╭─ Records for this exercise

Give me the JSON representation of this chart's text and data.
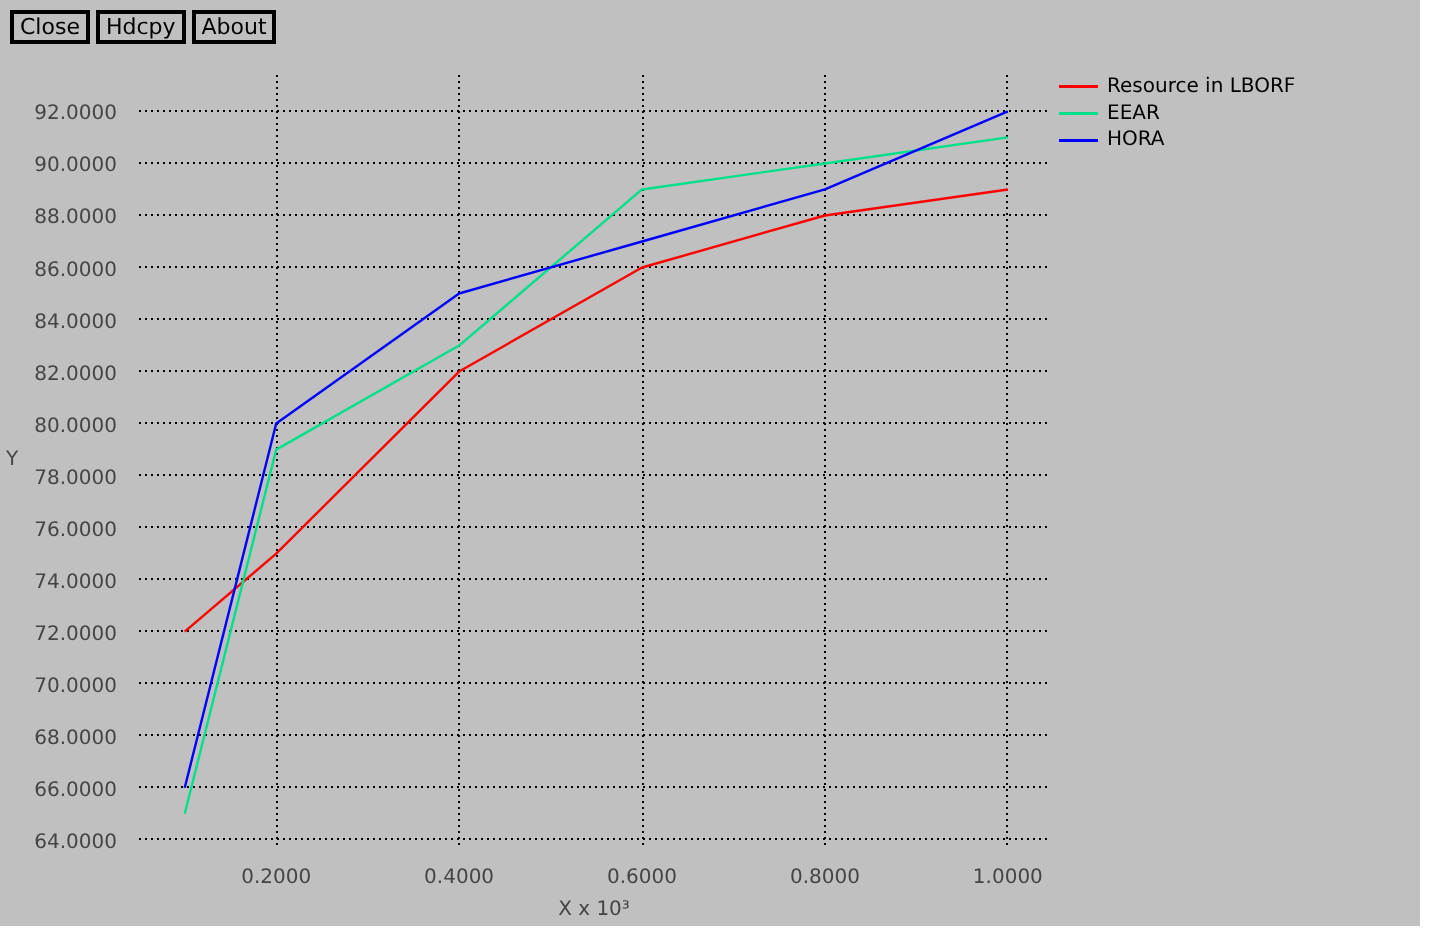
{
  "chart_data": {
    "type": "line",
    "x": [
      0.1,
      0.2,
      0.4,
      0.6,
      0.8,
      1.0
    ],
    "series": [
      {
        "name": "Resource in LBORF",
        "color": "#ff0000",
        "values": [
          72,
          75,
          82,
          86,
          88,
          89
        ]
      },
      {
        "name": "EEAR",
        "color": "#00e08a",
        "values": [
          65,
          79,
          83,
          89,
          90,
          91
        ]
      },
      {
        "name": "HORA",
        "color": "#0000ff",
        "values": [
          66,
          80,
          85,
          87,
          89,
          92
        ]
      }
    ],
    "xlabel": "X x 10³",
    "ylabel": "Y",
    "xlim": [
      0.05,
      1.045
    ],
    "ylim": [
      63.8,
      93.4
    ],
    "xticks": [
      {
        "value": 0.2,
        "label": "0.2000"
      },
      {
        "value": 0.4,
        "label": "0.4000"
      },
      {
        "value": 0.6,
        "label": "0.6000"
      },
      {
        "value": 0.8,
        "label": "0.8000"
      },
      {
        "value": 1.0,
        "label": "1.0000"
      }
    ],
    "yticks": [
      {
        "value": 64,
        "label": "64.0000"
      },
      {
        "value": 66,
        "label": "66.0000"
      },
      {
        "value": 68,
        "label": "68.0000"
      },
      {
        "value": 70,
        "label": "70.0000"
      },
      {
        "value": 72,
        "label": "72.0000"
      },
      {
        "value": 74,
        "label": "74.0000"
      },
      {
        "value": 76,
        "label": "76.0000"
      },
      {
        "value": 78,
        "label": "78.0000"
      },
      {
        "value": 80,
        "label": "80.0000"
      },
      {
        "value": 82,
        "label": "82.0000"
      },
      {
        "value": 84,
        "label": "84.0000"
      },
      {
        "value": 86,
        "label": "86.0000"
      },
      {
        "value": 88,
        "label": "88.0000"
      },
      {
        "value": 90,
        "label": "90.0000"
      },
      {
        "value": 92,
        "label": "92.0000"
      }
    ],
    "grid": true,
    "legend": "top right",
    "line_style": "solid",
    "annotations": [
      "Close",
      "Hdcpy",
      "About"
    ]
  }
}
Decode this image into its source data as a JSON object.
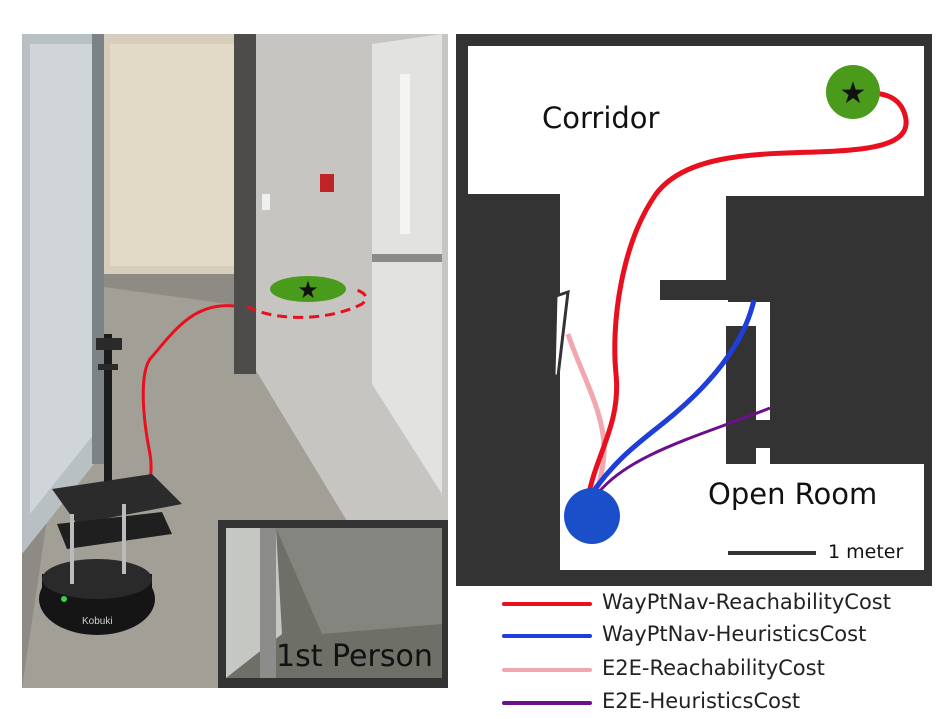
{
  "photo": {
    "inset_label": "1st Person",
    "robot_brand": "Kobuki"
  },
  "map": {
    "label_corridor": "Corridor",
    "label_open_room": "Open Room",
    "scale_bar_label": "1 meter"
  },
  "legend": {
    "items": [
      {
        "label": "WayPtNav-ReachabilityCost",
        "color": "#e8101e"
      },
      {
        "label": "WayPtNav-HeuristicsCost",
        "color": "#1f3ed8"
      },
      {
        "label": "E2E-ReachabilityCost",
        "color": "#f2a6ae"
      },
      {
        "label": "E2E-HeuristicsCost",
        "color": "#6b0f8a"
      }
    ]
  },
  "colors": {
    "wall": "#333333",
    "goal": "#4a9a1c",
    "start": "#1a4fc9",
    "path_red": "#e8101e"
  }
}
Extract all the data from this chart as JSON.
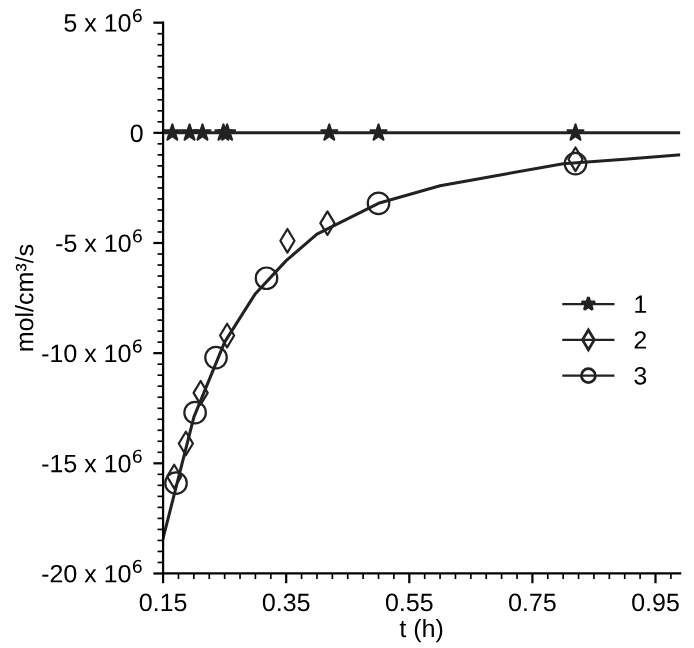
{
  "chart_data": {
    "type": "line",
    "xlabel": "t (h)",
    "ylabel": "mol/cm³/s",
    "xlim": [
      0.15,
      0.99
    ],
    "xticks": [
      0.15,
      0.35,
      0.55,
      0.75,
      0.95
    ],
    "ylim": [
      -20000000,
      5000000
    ],
    "yticks": [
      {
        "value": 5000000,
        "label": "5 x 10$^{6}$"
      },
      0,
      {
        "value": -5000000,
        "label": "-5 x 10$^{6}$"
      },
      {
        "value": -10000000,
        "label": "-10 x 10$^{6}$"
      },
      {
        "value": -15000000,
        "label": "-15 x 10$^{6}$"
      },
      {
        "value": -20000000,
        "label": "-20 x 10$^{6}$"
      }
    ],
    "grid": false,
    "legend": "right",
    "series": [
      {
        "color": "#222222",
        "marker": "none",
        "x": [
          0.15,
          0.99
        ],
        "values": [
          0,
          0
        ]
      },
      {
        "color": "#222222",
        "marker": "none",
        "x": [
          0.15,
          0.2,
          0.25,
          0.3,
          0.35,
          0.4,
          0.5,
          0.6,
          0.7,
          0.8,
          0.9,
          0.99
        ],
        "values": [
          -18400000,
          -12900000,
          -9500000,
          -7300000,
          -5800000,
          -4600000,
          -3200000,
          -2400000,
          -1900000,
          -1400000,
          -1200000,
          -1000000
        ]
      },
      {
        "type": "scatter",
        "name": "1",
        "color": "#222222",
        "marker": "star",
        "x": [
          0.165,
          0.193,
          0.214,
          0.248,
          0.254,
          0.42,
          0.5,
          0.82
        ],
        "values": [
          0,
          0,
          0,
          0,
          0,
          0,
          0,
          0
        ]
      },
      {
        "type": "scatter",
        "name": "2",
        "color": "#222222",
        "marker": "diamond",
        "x": [
          0.168,
          0.187,
          0.211,
          0.254,
          0.352,
          0.417,
          0.82
        ],
        "values": [
          -15600000,
          -14100000,
          -11800000,
          -9200000,
          -4900000,
          -4100000,
          -1200000
        ]
      },
      {
        "type": "scatter",
        "name": "3",
        "color": "#222222",
        "marker": "circle",
        "x": [
          0.171,
          0.202,
          0.236,
          0.318,
          0.5,
          0.82
        ],
        "values": [
          -15900000,
          -12700000,
          -10200000,
          -6600000,
          -3200000,
          -1400000
        ]
      }
    ]
  }
}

╰─

#### Instructions for the task
Check each line of the material above for "WayPtNav" and say how many lines contain it, giving the number alone.

#### Result of the task
2